## SHORT EXERCISE
Count the lines in the records below that contain the word "shape", treating uppercase and lowercase as different, and give only the number.

::: DATASET RECORDS

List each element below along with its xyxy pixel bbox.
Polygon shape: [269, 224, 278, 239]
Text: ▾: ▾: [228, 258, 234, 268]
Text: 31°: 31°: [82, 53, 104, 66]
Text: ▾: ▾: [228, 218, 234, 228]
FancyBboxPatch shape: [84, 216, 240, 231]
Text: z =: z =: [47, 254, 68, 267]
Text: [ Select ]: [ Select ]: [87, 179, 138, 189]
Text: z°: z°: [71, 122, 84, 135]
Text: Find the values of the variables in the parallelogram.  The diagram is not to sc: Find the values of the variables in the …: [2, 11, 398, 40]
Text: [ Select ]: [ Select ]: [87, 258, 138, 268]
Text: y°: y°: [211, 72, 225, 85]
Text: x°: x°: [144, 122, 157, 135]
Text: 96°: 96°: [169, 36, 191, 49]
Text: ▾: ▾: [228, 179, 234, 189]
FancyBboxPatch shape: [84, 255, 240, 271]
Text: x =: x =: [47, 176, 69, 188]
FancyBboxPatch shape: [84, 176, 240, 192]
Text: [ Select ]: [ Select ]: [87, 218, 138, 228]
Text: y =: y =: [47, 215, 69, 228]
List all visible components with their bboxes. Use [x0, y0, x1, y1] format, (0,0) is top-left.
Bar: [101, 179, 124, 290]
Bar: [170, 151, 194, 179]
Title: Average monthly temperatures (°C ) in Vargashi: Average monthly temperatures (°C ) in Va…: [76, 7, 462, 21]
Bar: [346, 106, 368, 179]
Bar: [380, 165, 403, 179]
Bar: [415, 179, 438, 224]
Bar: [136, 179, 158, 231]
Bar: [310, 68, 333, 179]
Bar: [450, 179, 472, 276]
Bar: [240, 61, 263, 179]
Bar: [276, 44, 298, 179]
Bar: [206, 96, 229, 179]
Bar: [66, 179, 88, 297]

::::::

## RESULT
4